[START OF MATERIAL FOR THE TASK]

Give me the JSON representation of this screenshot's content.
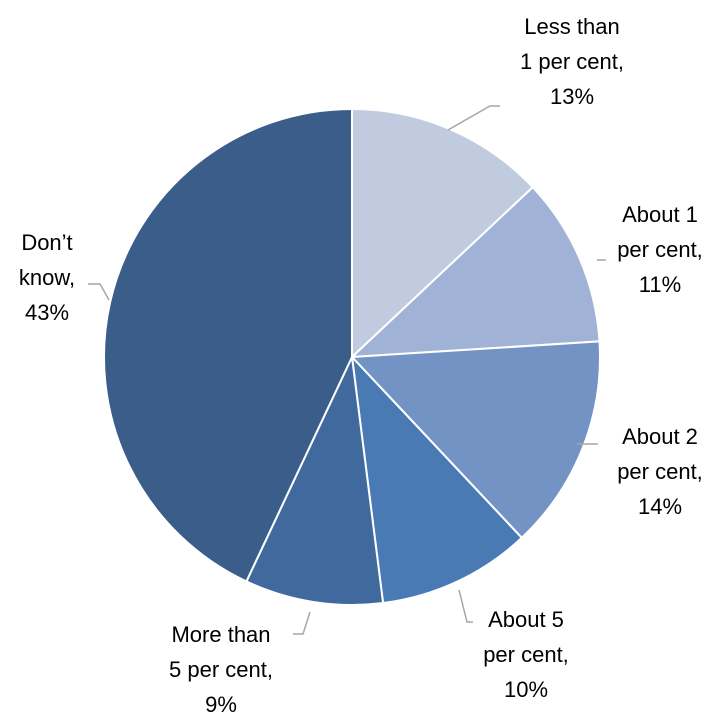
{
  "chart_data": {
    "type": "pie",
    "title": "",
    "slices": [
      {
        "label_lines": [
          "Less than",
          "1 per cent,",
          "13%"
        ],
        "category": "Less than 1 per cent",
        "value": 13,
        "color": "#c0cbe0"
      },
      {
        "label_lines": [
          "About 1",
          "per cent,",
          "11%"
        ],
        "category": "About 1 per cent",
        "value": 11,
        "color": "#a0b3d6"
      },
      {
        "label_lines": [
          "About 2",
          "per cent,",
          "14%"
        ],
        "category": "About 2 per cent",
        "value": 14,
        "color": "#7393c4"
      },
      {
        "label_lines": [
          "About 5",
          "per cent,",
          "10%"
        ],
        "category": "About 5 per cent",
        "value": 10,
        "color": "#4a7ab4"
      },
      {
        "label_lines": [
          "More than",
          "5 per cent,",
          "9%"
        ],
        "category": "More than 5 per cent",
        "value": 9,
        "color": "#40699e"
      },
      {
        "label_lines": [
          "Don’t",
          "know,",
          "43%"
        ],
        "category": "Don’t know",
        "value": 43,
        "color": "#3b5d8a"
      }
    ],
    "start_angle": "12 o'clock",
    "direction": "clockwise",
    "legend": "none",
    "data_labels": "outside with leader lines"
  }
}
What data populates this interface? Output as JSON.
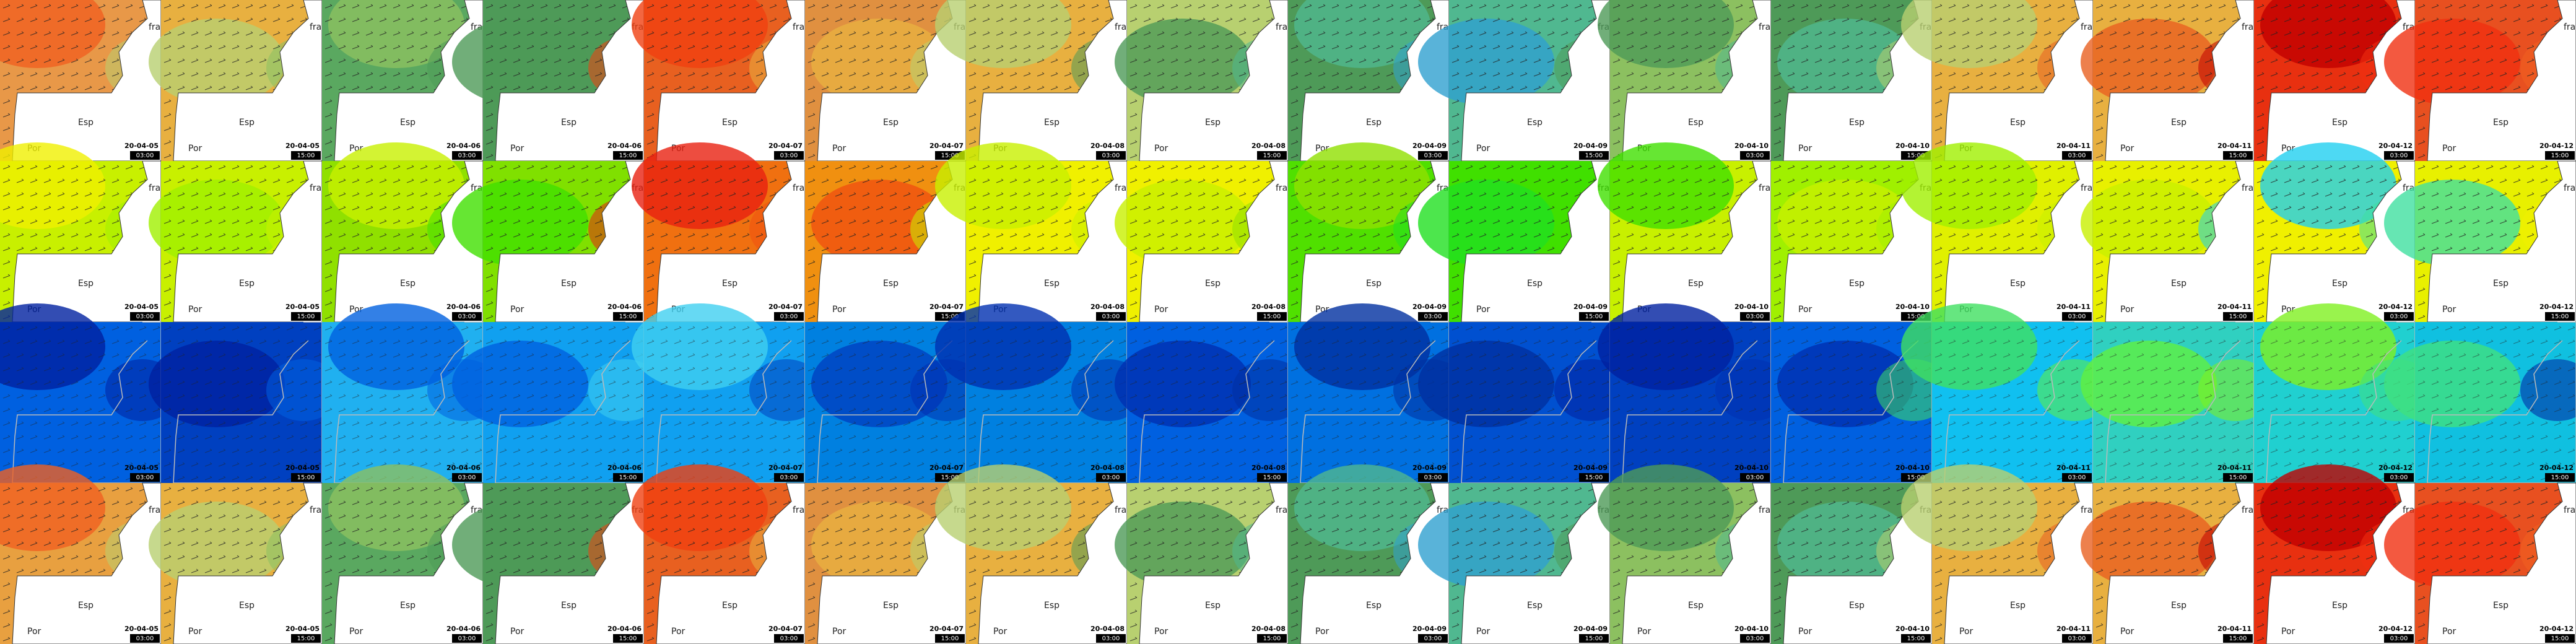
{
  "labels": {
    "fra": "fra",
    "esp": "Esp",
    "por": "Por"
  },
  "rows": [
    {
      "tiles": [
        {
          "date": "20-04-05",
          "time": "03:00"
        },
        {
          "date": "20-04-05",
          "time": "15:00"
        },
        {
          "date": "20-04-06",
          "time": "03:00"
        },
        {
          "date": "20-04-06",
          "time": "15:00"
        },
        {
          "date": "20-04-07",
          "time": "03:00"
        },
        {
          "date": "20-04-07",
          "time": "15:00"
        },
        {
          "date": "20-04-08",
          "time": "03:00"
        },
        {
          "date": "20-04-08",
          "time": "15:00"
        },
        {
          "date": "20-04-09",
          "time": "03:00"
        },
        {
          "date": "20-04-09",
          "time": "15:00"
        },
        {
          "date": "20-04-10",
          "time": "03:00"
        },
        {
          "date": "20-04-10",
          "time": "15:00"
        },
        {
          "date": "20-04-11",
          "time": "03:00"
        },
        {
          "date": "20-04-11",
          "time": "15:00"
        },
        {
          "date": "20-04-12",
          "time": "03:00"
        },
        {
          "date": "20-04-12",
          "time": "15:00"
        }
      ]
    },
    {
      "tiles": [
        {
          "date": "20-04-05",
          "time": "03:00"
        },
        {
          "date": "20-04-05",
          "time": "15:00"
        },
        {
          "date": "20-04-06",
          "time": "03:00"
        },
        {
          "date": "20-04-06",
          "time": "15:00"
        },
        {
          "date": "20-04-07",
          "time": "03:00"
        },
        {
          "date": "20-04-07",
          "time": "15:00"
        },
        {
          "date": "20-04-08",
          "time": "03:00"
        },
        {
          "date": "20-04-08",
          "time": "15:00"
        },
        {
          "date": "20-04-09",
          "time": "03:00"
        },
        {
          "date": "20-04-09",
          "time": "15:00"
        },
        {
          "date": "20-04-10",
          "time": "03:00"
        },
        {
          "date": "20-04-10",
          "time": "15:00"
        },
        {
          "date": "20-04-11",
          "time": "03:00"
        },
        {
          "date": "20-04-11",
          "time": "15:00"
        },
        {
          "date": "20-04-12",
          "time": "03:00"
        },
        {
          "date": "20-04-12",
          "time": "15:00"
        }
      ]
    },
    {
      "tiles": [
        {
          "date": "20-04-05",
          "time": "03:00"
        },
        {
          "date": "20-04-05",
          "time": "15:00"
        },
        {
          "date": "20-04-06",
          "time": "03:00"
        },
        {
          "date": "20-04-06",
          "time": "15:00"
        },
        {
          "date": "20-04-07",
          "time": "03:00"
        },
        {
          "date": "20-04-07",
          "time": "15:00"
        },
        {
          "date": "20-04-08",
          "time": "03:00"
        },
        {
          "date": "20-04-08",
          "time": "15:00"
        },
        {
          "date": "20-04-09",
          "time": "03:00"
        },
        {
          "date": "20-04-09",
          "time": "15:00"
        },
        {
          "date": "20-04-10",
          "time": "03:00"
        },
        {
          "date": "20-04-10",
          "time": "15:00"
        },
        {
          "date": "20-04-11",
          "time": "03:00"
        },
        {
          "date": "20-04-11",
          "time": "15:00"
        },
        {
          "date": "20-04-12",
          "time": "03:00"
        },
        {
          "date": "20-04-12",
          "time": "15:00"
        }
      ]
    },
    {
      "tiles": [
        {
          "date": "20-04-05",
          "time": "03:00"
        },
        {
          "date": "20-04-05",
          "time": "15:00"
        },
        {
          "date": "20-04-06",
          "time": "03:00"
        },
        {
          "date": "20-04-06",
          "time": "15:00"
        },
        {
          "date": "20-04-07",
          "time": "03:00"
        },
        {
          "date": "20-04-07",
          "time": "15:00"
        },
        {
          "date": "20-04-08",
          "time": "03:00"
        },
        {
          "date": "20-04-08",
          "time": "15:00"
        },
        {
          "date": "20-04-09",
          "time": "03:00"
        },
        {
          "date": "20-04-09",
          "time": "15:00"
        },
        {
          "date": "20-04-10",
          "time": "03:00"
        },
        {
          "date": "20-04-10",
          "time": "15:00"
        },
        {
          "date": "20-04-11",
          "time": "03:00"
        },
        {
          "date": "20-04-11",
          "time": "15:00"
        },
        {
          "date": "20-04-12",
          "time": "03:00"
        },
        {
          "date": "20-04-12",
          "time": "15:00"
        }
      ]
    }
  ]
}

[END OF MATERIAL FOR THE TASK]

**DO THIS:** Repeat each record exactly as shown above, dropping all images.

**RESPONSE FOR THIS EXERCISE:**
Give me the JSON representation of this screenshot's content.
{
  "chart_data": {
    "type": "pie",
    "title": "",
    "slices": [
      {
        "label_lines": [
          "Less than",
          "1 per cent,",
          "13%"
        ],
        "category": "Less than 1 per cent",
        "value": 13,
        "color": "#c0cbe0"
      },
      {
        "label_lines": [
          "About 1",
          "per cent,",
          "11%"
        ],
        "category": "About 1 per cent",
        "value": 11,
        "color": "#a0b3d6"
      },
      {
        "label_lines": [
          "About 2",
          "per cent,",
          "14%"
        ],
        "category": "About 2 per cent",
        "value": 14,
        "color": "#7393c4"
      },
      {
        "label_lines": [
          "About 5",
          "per cent,",
          "10%"
        ],
        "category": "About 5 per cent",
        "value": 10,
        "color": "#4a7ab4"
      },
      {
        "label_lines": [
          "More than",
          "5 per cent,",
          "9%"
        ],
        "category": "More than 5 per cent",
        "value": 9,
        "color": "#40699e"
      },
      {
        "label_lines": [
          "Don’t",
          "know,",
          "43%"
        ],
        "category": "Don’t know",
        "value": 43,
        "color": "#3b5d8a"
      }
    ],
    "start_angle": "12 o'clock",
    "direction": "clockwise",
    "legend": "none",
    "data_labels": "outside with leader lines"
  }
}
What data populates this interface? Output as JSON.
{
  "labels": {
    "fra": "fra",
    "esp": "Esp",
    "por": "Por"
  },
  "rows": [
    {
      "tiles": [
        {
          "date": "20-04-05",
          "time": "03:00"
        },
        {
          "date": "20-04-05",
          "time": "15:00"
        },
        {
          "date": "20-04-06",
          "time": "03:00"
        },
        {
          "date": "20-04-06",
          "time": "15:00"
        },
        {
          "date": "20-04-07",
          "time": "03:00"
        },
        {
          "date": "20-04-07",
          "time": "15:00"
        },
        {
          "date": "20-04-08",
          "time": "03:00"
        },
        {
          "date": "20-04-08",
          "time": "15:00"
        },
        {
          "date": "20-04-09",
          "time": "03:00"
        },
        {
          "date": "20-04-09",
          "time": "15:00"
        },
        {
          "date": "20-04-10",
          "time": "03:00"
        },
        {
          "date": "20-04-10",
          "time": "15:00"
        },
        {
          "date": "20-04-11",
          "time": "03:00"
        },
        {
          "date": "20-04-11",
          "time": "15:00"
        },
        {
          "date": "20-04-12",
          "time": "03:00"
        },
        {
          "date": "20-04-12",
          "time": "15:00"
        }
      ]
    },
    {
      "tiles": [
        {
          "date": "20-04-05",
          "time": "03:00"
        },
        {
          "date": "20-04-05",
          "time": "15:00"
        },
        {
          "date": "20-04-06",
          "time": "03:00"
        },
        {
          "date": "20-04-06",
          "time": "15:00"
        },
        {
          "date": "20-04-07",
          "time": "03:00"
        },
        {
          "date": "20-04-07",
          "time": "15:00"
        },
        {
          "date": "20-04-08",
          "time": "03:00"
        },
        {
          "date": "20-04-08",
          "time": "15:00"
        },
        {
          "date": "20-04-09",
          "time": "03:00"
        },
        {
          "date": "20-04-09",
          "time": "15:00"
        },
        {
          "date": "20-04-10",
          "time": "03:00"
        },
        {
          "date": "20-04-10",
          "time": "15:00"
        },
        {
          "date": "20-04-11",
          "time": "03:00"
        },
        {
          "date": "20-04-11",
          "time": "15:00"
        },
        {
          "date": "20-04-12",
          "time": "03:00"
        },
        {
          "date": "20-04-12",
          "time": "15:00"
        }
      ]
    },
    {
      "tiles": [
        {
          "date": "20-04-05",
          "time": "03:00"
        },
        {
          "date": "20-04-05",
          "time": "15:00"
        },
        {
          "date": "20-04-06",
          "time": "03:00"
        },
        {
          "date": "20-04-06",
          "time": "15:00"
        },
        {
          "date": "20-04-07",
          "time": "03:00"
        },
        {
          "date": "20-04-07",
          "time": "15:00"
        },
        {
          "date": "20-04-08",
          "time": "03:00"
        },
        {
          "date": "20-04-08",
          "time": "15:00"
        },
        {
          "date": "20-04-09",
          "time": "03:00"
        },
        {
          "date": "20-04-09",
          "time": "15:00"
        },
        {
          "date": "20-04-10",
          "time": "03:00"
        },
        {
          "date": "20-04-10",
          "time": "15:00"
        },
        {
          "date": "20-04-11",
          "time": "03:00"
        },
        {
          "date": "20-04-11",
          "time": "15:00"
        },
        {
          "date": "20-04-12",
          "time": "03:00"
        },
        {
          "date": "20-04-12",
          "time": "15:00"
        }
      ]
    },
    {
      "tiles": [
        {
          "date": "20-04-05",
          "time": "03:00"
        },
        {
          "date": "20-04-05",
          "time": "15:00"
        },
        {
          "date": "20-04-06",
          "time": "03:00"
        },
        {
          "date": "20-04-06",
          "time": "15:00"
        },
        {
          "date": "20-04-07",
          "time": "03:00"
        },
        {
          "date": "20-04-07",
          "time": "15:00"
        },
        {
          "date": "20-04-08",
          "time": "03:00"
        },
        {
          "date": "20-04-08",
          "time": "15:00"
        },
        {
          "date": "20-04-09",
          "time": "03:00"
        },
        {
          "date": "20-04-09",
          "time": "15:00"
        },
        {
          "date": "20-04-10",
          "time": "03:00"
        },
        {
          "date": "20-04-10",
          "time": "15:00"
        },
        {
          "date": "20-04-11",
          "time": "03:00"
        },
        {
          "date": "20-04-11",
          "time": "15:00"
        },
        {
          "date": "20-04-12",
          "time": "03:00"
        },
        {
          "date": "20-04-12",
          "time": "15:00"
        }
      ]
    }
  ]
}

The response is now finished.